* _What to produce_:
For the listing below, give the count of lines containing the string "world" and nothing else.

* _Input_:

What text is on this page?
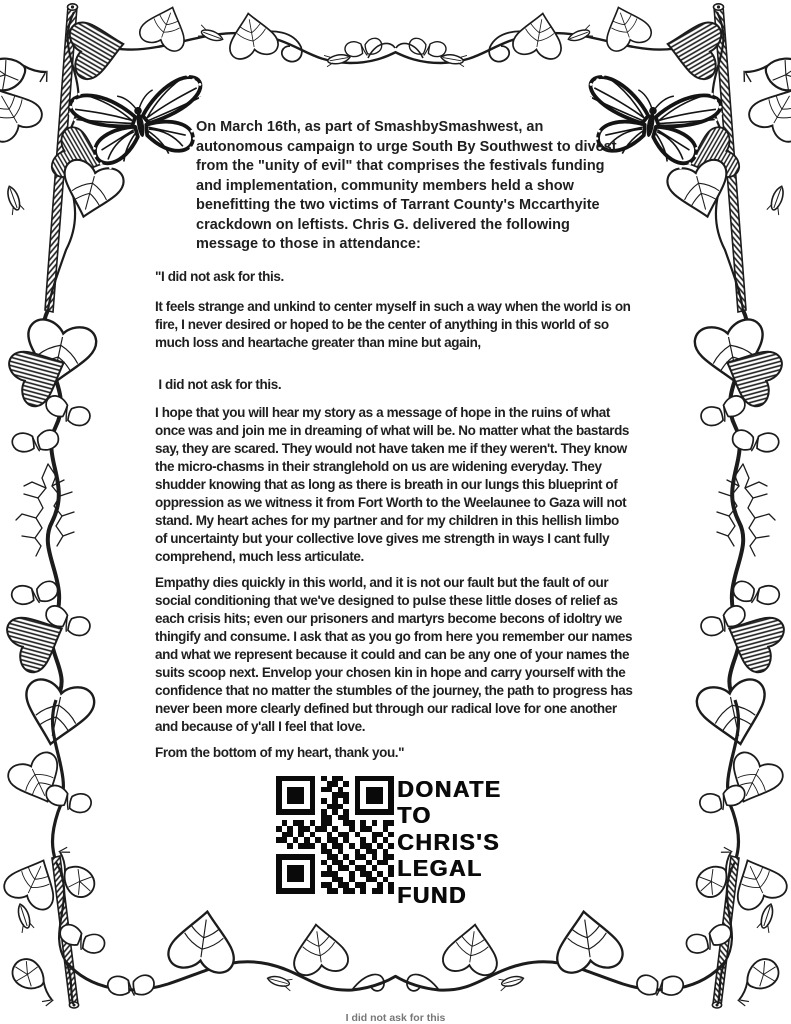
On March 16th, as part of SmashbySmashwest, an autonomous campaign to urge South By Southwest to divest from the "unity of evil" that comprises the festivals funding and implementation, community members held a show benefitting the two victims of Tarrant County's Mccarthyite crackdown on leftists. Chris G. delivered the following message to those in attendance:

"I did not ask for this.

It feels strange and unkind to center myself in such a way when the world is on fire, I never desired or hoped to be the center of anything in this world of so much loss and heartache greater than mine but again,

I did not ask for this.

I hope that you will hear my story as a message of hope in the ruins of what once was and join me in dreaming of what will be. No matter what the bastards say, they are scared. They would not have taken me if they weren't. They know the micro-chasms in their stranglehold on us are widening everyday. They shudder knowing that as long as there is breath in our lungs this blueprint of oppression as we witness it from Fort Worth to the Weelaunee to Gaza will not stand. My heart aches for my partner and for my children in this hellish limbo of uncertainty but your collective love gives me strength in ways I cant fully comprehend, much less articulate.

Empathy dies quickly in this world, and it is not our fault but the fault of our social conditioning that we've designed to pulse these little doses of relief as each crisis hits; even our prisoners and martyrs become becons of idoltry we thingify and consume. I ask that as you go from here you remember our names and what we represent because it could and can be any one of your names the suits scoop next. Envelop your chosen kin in hope and carry yourself with the confidence that no matter the stumbles of the journey, the path to progress has never been more clearly defined but through our radical love for one another and because of y'all I feel that love.

From the bottom of my heart, thank you."

DONATE
TO
CHRIS'S
LEGAL
FUND
I did not ask for this
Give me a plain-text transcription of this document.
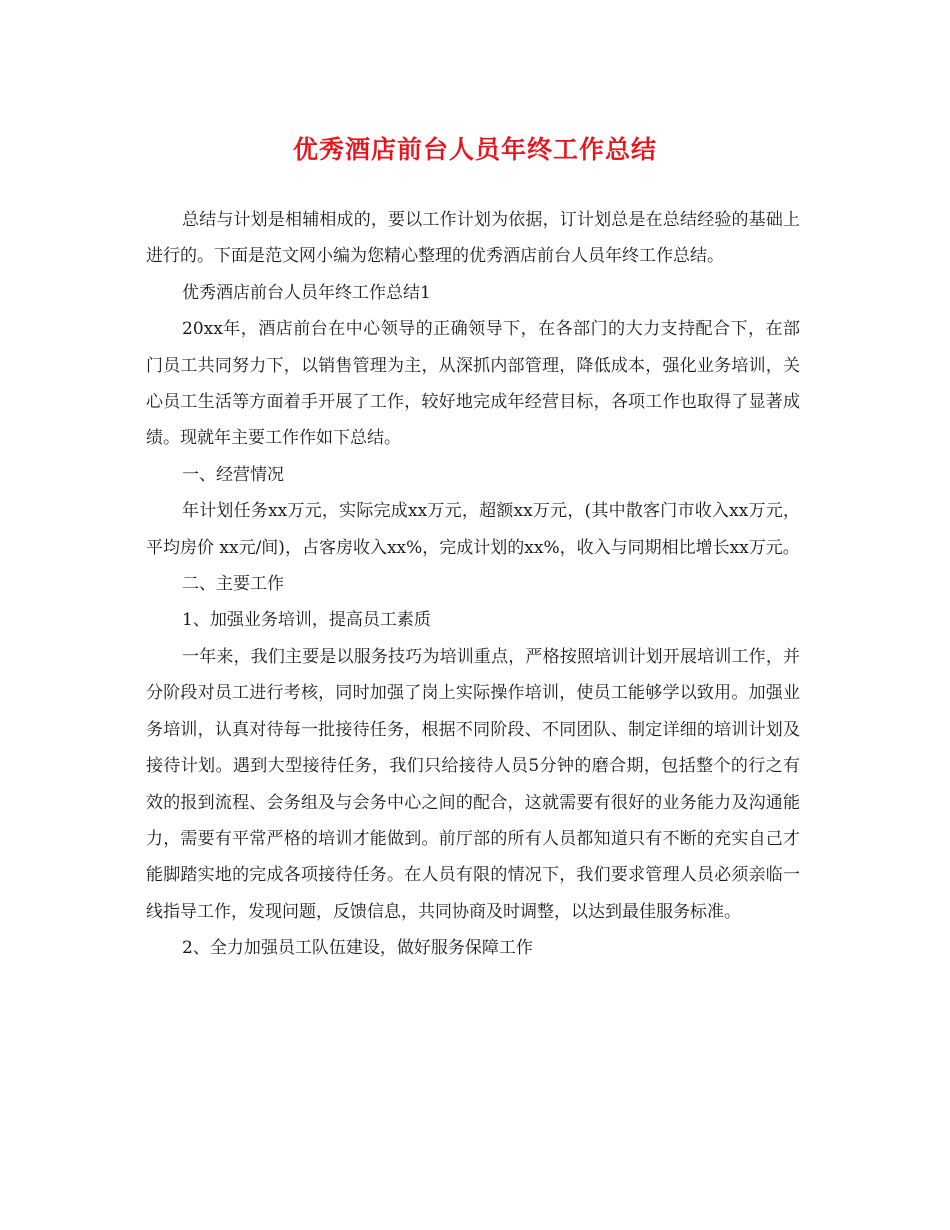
优秀酒店前台人员年终工作总结

总结与计划是相辅相成的，要以工作计划为依据，订计划总是在总结经验的基础上进行的。下面是范文网小编为您精心整理的优秀酒店前台人员年终工作总结。

优秀酒店前台人员年终工作总结1

20xx年，酒店前台在中心领导的正确领导下，在各部门的大力支持配合下，在部门员工共同努力下，以销售管理为主，从深抓内部管理，降低成本，强化业务培训，关心员工生活等方面着手开展了工作，较好地完成年经营目标，各项工作也取得了显著成绩。现就年主要工作作如下总结。

一、经营情况

年计划任务xx万元，实际完成xx万元，超额xx万元，(其中散客门市收入xx万元，平均房价 xx元/间)，占客房收入xx%，完成计划的xx%，收入与同期相比增长xx万元。

二、主要工作

1、加强业务培训，提高员工素质

一年来，我们主要是以服务技巧为培训重点，严格按照培训计划开展培训工作，并分阶段对员工进行考核，同时加强了岗上实际操作培训，使员工能够学以致用。加强业务培训，认真对待每一批接待任务，根据不同阶段、不同团队、制定详细的培训计划及接待计划。遇到大型接待任务，我们只给接待人员5分钟的磨合期，包括整个的行之有效的报到流程、会务组及与会务中心之间的配合，这就需要有很好的业务能力及沟通能力，需要有平常严格的培训才能做到。前厅部的所有人员都知道只有不断的充实自己才能脚踏实地的完成各项接待任务。在人员有限的情况下，我们要求管理人员必须亲临一线指导工作，发现问题，反馈信息，共同协商及时调整，以达到最佳服务标准。

2、全力加强员工队伍建设，做好服务保障工作
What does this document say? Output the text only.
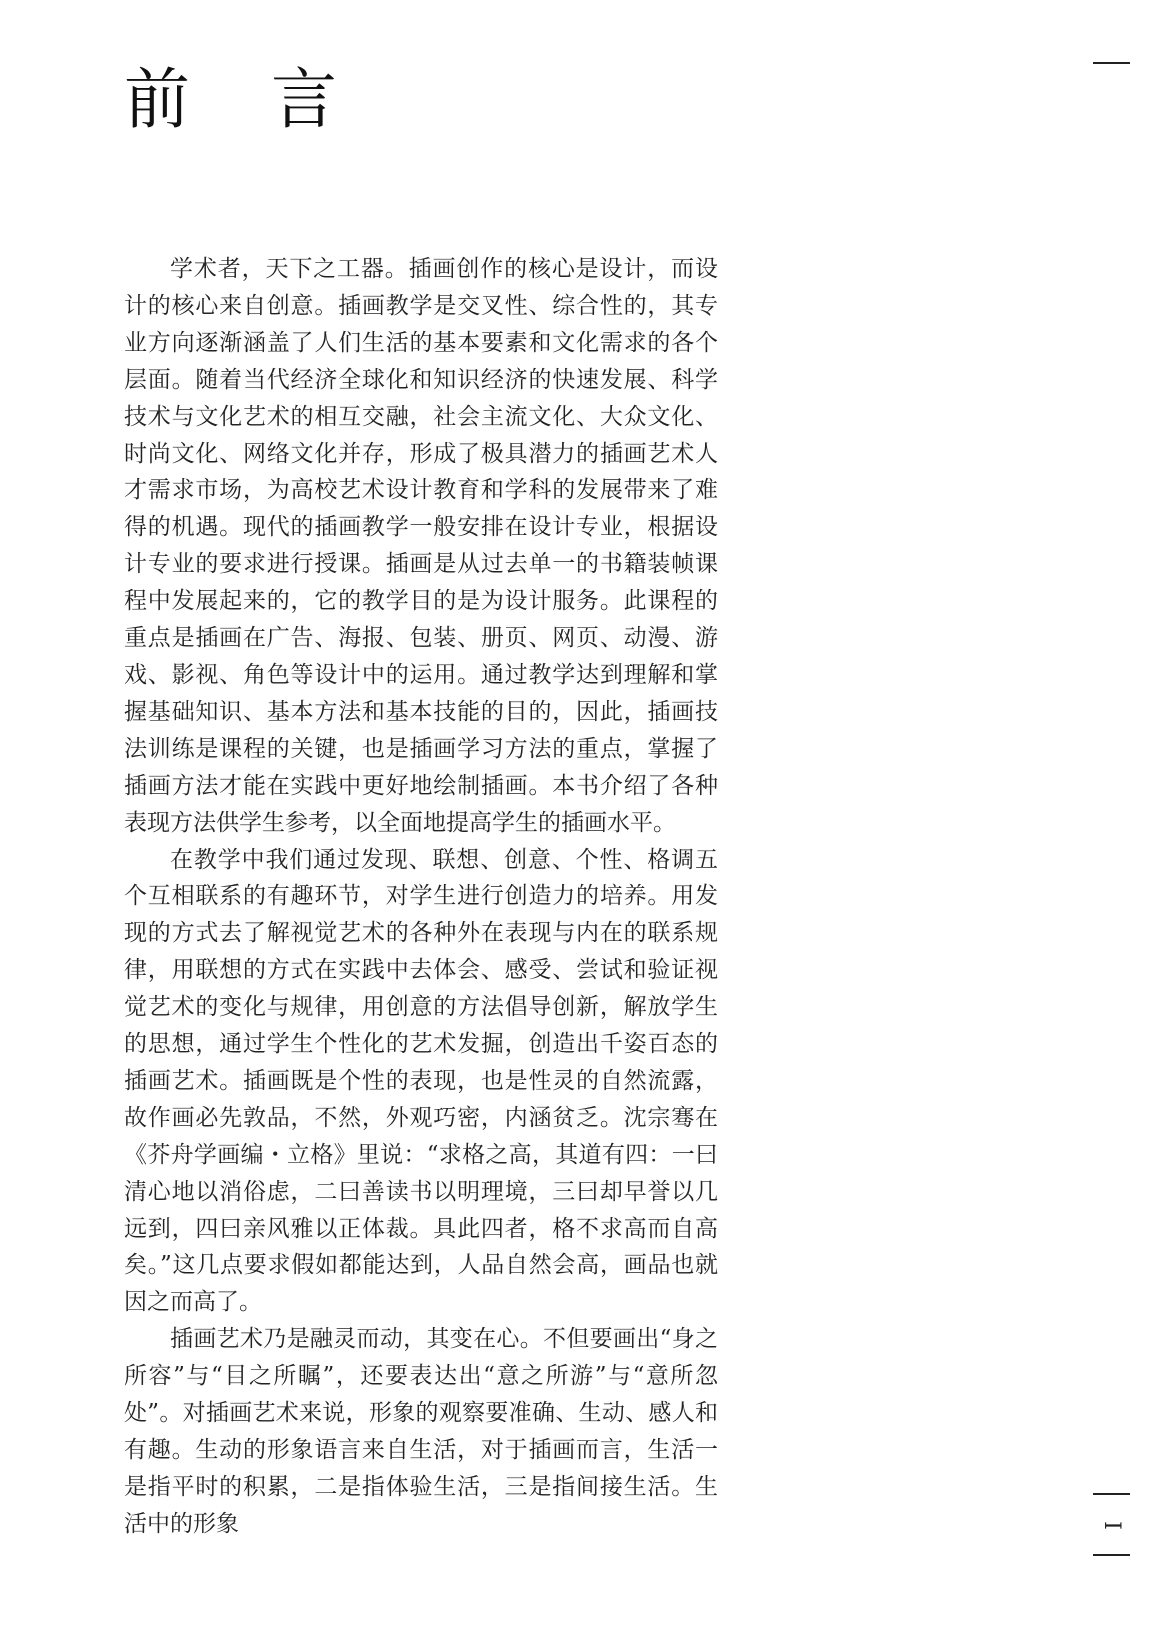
前 言

学术者，天下之工器。插画创作的核心是设计，而设计的核心来自创意。插画教学是交叉性、综合性的，其专业方向逐渐涵盖了人们生活的基本要素和文化需求的各个层面。随着当代经济全球化和知识经济的快速发展、科学技术与文化艺术的相互交融，社会主流文化、大众文化、时尚文化、网络文化并存，形成了极具潜力的插画艺术人才需求市场，为高校艺术设计教育和学科的发展带来了难得的机遇。现代的插画教学一般安排在设计专业，根据设计专业的要求进行授课。插画是从过去单一的书籍装帧课程中发展起来的，它的教学目的是为设计服务。此课程的重点是插画在广告、海报、包装、册页、网页、动漫、游戏、影视、角色等设计中的运用。通过教学达到理解和掌握基础知识、基本方法和基本技能的目的，因此，插画技法训练是课程的关键，也是插画学习方法的重点，掌握了插画方法才能在实践中更好地绘制插画。本书介绍了各种表现方法供学生参考，以全面地提高学生的插画水平。

在教学中我们通过发现、联想、创意、个性、格调五个互相联系的有趣环节，对学生进行创造力的培养。用发现的方式去了解视觉艺术的各种外在表现与内在的联系规律，用联想的方式在实践中去体会、感受、尝试和验证视觉艺术的变化与规律，用创意的方法倡导创新，解放学生的思想，通过学生个性化的艺术发掘，创造出千姿百态的插画艺术。插画既是个性的表现，也是性灵的自然流露，故作画必先敦品，不然，外观巧密，内涵贫乏。沈宗骞在《芥舟学画编・立格》里说：“求格之高，其道有四：一曰清心地以消俗虑，二曰善读书以明理境，三曰却早誉以几远到，四曰亲风雅以正体裁。具此四者，格不求高而自高矣。”这几点要求假如都能达到，人品自然会高，画品也就因之而高了。

插画艺术乃是融灵而动，其变在心。不但要画出“身之所容”与“目之所瞩”，还要表达出“意之所游”与“意所忽处”。对插画艺术来说，形象的观察要准确、生动、感人和有趣。生动的形象语言来自生活，对于插画而言，生活一是指平时的积累，二是指体验生活，三是指间接生活。生活中的形象	I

* _Answer to the problem_:
2